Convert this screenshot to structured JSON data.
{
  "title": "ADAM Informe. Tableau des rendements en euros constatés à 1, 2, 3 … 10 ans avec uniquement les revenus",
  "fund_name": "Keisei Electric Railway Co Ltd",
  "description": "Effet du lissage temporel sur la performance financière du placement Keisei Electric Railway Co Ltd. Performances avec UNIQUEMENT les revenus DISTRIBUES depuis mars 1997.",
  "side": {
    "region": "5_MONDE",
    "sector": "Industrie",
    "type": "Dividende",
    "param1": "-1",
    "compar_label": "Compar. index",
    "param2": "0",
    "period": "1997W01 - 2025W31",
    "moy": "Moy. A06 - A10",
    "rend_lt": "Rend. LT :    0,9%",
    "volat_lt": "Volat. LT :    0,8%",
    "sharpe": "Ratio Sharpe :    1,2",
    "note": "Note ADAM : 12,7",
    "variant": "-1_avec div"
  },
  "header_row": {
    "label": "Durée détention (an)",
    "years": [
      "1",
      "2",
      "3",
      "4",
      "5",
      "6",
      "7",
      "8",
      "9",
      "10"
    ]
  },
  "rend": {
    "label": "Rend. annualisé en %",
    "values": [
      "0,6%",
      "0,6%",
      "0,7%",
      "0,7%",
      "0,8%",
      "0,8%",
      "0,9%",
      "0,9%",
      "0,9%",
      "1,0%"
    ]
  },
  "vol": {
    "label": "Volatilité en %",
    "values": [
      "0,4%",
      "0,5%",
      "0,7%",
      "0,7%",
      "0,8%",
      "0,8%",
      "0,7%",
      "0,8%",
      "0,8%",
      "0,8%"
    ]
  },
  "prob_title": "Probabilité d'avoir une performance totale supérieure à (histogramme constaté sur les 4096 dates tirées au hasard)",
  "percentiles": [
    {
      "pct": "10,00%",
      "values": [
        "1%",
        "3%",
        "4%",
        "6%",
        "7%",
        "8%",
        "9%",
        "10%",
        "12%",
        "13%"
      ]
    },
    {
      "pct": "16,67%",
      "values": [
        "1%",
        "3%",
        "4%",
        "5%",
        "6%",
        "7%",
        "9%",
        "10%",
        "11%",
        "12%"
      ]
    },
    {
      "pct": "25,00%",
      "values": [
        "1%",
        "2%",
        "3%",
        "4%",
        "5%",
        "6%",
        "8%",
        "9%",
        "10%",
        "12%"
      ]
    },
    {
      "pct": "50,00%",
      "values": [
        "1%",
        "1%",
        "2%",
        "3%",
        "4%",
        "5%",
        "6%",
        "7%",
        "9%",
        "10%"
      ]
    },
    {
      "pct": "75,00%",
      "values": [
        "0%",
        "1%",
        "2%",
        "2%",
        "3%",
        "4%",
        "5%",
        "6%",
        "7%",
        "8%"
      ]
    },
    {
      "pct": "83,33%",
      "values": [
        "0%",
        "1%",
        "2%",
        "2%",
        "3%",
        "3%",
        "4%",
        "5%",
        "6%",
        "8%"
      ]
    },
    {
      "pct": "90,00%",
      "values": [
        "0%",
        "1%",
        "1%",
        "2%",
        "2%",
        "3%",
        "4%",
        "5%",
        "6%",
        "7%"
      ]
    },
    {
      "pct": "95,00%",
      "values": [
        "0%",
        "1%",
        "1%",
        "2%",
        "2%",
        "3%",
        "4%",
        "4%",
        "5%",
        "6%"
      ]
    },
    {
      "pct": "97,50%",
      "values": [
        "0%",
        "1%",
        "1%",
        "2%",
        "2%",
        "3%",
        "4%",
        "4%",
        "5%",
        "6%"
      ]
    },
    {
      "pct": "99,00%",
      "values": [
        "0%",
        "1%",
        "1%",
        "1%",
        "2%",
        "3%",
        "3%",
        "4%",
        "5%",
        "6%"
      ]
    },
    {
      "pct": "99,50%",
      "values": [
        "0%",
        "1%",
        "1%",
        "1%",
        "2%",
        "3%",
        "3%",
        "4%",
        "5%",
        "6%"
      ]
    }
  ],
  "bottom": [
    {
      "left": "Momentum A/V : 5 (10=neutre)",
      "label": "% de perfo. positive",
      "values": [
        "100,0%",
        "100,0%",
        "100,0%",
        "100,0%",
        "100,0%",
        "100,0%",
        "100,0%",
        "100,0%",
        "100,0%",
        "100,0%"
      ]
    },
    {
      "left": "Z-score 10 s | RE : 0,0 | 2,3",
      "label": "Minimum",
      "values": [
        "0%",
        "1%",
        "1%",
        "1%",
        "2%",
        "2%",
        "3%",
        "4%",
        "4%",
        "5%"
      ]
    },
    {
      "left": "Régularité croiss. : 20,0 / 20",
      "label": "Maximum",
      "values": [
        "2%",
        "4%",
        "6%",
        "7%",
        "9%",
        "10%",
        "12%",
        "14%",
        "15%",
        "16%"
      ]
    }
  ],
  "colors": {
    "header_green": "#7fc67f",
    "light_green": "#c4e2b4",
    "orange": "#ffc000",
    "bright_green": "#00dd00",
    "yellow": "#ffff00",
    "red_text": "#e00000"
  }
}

···

▶ **Required task**:
Above are the entries; count how many of their lines contain the word "ADAM" and give only that number.

▶ **Result**:
2